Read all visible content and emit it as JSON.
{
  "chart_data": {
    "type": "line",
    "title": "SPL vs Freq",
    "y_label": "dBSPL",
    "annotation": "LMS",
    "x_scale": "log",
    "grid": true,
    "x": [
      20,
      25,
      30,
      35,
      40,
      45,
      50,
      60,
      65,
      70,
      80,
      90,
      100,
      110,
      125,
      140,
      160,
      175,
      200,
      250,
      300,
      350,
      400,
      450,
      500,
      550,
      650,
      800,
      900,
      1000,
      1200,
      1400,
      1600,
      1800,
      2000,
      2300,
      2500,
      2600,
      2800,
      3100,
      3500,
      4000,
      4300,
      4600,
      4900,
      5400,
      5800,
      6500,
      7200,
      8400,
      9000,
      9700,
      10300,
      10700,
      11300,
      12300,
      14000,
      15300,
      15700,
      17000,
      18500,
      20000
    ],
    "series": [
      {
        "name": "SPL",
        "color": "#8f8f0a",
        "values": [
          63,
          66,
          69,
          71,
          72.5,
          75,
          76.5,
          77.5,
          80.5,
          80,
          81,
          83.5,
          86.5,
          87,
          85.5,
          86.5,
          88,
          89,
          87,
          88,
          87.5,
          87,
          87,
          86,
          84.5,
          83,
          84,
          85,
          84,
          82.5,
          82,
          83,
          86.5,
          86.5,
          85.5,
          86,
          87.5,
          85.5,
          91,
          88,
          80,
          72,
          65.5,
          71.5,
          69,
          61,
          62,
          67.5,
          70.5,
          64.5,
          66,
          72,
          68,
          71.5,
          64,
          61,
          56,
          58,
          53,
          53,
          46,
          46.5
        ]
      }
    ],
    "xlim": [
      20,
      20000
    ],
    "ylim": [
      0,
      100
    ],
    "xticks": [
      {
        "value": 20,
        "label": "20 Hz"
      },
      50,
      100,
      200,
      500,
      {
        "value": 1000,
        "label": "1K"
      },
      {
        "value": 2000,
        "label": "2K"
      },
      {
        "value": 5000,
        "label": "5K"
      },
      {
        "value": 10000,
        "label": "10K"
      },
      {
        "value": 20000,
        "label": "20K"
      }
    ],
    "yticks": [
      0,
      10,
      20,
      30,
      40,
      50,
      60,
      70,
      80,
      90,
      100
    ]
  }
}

============================================================

**Problem:**
Return all of the data word for word.

**Response below:**
Read all visible content and emit it as JSON.
{
  "chart_data": {
    "type": "line",
    "title": "SPL vs Freq",
    "y_label": "dBSPL",
    "annotation": "LMS",
    "x_scale": "log",
    "grid": true,
    "x": [
      20,
      25,
      30,
      35,
      40,
      45,
      50,
      60,
      65,
      70,
      80,
      90,
      100,
      110,
      125,
      140,
      160,
      175,
      200,
      250,
      300,
      350,
      400,
      450,
      500,
      550,
      650,
      800,
      900,
      1000,
      1200,
      1400,
      1600,
      1800,
      2000,
      2300,
      2500,
      2600,
      2800,
      3100,
      3500,
      4000,
      4300,
      4600,
      4900,
      5400,
      5800,
      6500,
      7200,
      8400,
      9000,
      9700,
      10300,
      10700,
      11300,
      12300,
      14000,
      15300,
      15700,
      17000,
      18500,
      20000
    ],
    "series": [
      {
        "name": "SPL",
        "color": "#8f8f0a",
        "values": [
          63,
          66,
          69,
          71,
          72.5,
          75,
          76.5,
          77.5,
          80.5,
          80,
          81,
          83.5,
          86.5,
          87,
          85.5,
          86.5,
          88,
          89,
          87,
          88,
          87.5,
          87,
          87,
          86,
          84.5,
          83,
          84,
          85,
          84,
          82.5,
          82,
          83,
          86.5,
          86.5,
          85.5,
          86,
          87.5,
          85.5,
          91,
          88,
          80,
          72,
          65.5,
          71.5,
          69,
          61,
          62,
          67.5,
          70.5,
          64.5,
          66,
          72,
          68,
          71.5,
          64,
          61,
          56,
          58,
          53,
          53,
          46,
          46.5
        ]
      }
    ],
    "xlim": [
      20,
      20000
    ],
    "ylim": [
      0,
      100
    ],
    "xticks": [
      {
        "value": 20,
        "label": "20 Hz"
      },
      50,
      100,
      200,
      500,
      {
        "value": 1000,
        "label": "1K"
      },
      {
        "value": 2000,
        "label": "2K"
      },
      {
        "value": 5000,
        "label": "5K"
      },
      {
        "value": 10000,
        "label": "10K"
      },
      {
        "value": 20000,
        "label": "20K"
      }
    ],
    "yticks": [
      0,
      10,
      20,
      30,
      40,
      50,
      60,
      70,
      80,
      90,
      100
    ]
  }
}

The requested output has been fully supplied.